** start of Record set **

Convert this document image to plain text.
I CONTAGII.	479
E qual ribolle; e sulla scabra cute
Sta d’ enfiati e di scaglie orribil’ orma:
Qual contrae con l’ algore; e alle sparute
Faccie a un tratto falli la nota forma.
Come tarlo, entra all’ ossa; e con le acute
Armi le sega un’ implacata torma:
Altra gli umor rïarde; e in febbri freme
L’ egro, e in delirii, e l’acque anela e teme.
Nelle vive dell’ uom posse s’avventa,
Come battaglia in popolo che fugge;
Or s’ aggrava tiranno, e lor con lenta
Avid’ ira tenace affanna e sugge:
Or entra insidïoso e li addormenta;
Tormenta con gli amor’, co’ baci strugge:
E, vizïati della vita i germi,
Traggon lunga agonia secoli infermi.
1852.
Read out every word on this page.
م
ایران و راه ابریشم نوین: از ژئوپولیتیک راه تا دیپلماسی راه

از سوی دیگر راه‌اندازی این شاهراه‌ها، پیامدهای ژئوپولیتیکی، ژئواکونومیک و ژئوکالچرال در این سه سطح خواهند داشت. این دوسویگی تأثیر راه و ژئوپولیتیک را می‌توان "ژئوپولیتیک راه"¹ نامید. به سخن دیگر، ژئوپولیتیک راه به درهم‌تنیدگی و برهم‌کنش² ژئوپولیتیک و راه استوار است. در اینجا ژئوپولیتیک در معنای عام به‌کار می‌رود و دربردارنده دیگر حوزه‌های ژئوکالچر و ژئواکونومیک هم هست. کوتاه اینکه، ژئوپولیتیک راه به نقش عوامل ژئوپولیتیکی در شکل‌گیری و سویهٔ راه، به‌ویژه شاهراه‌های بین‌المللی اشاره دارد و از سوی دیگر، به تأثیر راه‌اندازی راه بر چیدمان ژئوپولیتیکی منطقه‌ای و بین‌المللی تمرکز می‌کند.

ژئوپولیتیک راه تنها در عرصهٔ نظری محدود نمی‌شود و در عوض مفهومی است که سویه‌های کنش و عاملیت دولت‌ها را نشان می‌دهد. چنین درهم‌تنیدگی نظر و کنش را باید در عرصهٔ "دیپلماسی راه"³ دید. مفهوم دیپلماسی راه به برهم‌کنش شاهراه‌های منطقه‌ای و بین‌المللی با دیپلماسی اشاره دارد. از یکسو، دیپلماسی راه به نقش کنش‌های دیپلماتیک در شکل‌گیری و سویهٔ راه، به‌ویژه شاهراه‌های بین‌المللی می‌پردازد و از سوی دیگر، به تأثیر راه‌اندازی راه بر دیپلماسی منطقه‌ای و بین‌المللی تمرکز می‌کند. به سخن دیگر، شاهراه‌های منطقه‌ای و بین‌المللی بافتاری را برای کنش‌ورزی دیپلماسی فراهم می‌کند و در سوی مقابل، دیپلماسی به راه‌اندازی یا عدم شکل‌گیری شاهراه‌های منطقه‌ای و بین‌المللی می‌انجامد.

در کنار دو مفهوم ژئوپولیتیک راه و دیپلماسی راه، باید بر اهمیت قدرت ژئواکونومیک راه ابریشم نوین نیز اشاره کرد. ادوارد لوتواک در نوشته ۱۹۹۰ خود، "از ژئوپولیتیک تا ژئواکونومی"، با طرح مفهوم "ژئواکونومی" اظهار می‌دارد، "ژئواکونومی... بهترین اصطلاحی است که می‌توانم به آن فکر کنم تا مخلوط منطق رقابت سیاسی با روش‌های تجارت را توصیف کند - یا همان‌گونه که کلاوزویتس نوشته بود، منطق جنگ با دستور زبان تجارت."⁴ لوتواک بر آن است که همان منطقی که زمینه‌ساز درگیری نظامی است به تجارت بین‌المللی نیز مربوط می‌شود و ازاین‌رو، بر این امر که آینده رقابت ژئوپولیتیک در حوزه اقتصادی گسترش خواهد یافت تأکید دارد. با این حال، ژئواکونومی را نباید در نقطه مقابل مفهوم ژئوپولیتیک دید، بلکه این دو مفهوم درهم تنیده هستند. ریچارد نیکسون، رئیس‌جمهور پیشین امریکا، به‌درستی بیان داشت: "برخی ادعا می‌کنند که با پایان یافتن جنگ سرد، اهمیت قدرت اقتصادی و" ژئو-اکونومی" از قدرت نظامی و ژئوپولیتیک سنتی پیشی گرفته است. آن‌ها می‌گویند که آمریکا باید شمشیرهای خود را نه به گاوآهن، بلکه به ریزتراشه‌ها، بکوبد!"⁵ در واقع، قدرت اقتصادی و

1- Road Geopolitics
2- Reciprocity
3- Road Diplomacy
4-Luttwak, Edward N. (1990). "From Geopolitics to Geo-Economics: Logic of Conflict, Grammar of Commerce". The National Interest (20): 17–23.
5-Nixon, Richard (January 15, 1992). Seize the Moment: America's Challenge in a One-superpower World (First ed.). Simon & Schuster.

** end of Record set **

- What is required -
From the entries above, extract every line where the word "Come" appears.

- Reply -
Come tarlo, entra all’ ossa; e con le acute
Come battaglia in popolo che fugge;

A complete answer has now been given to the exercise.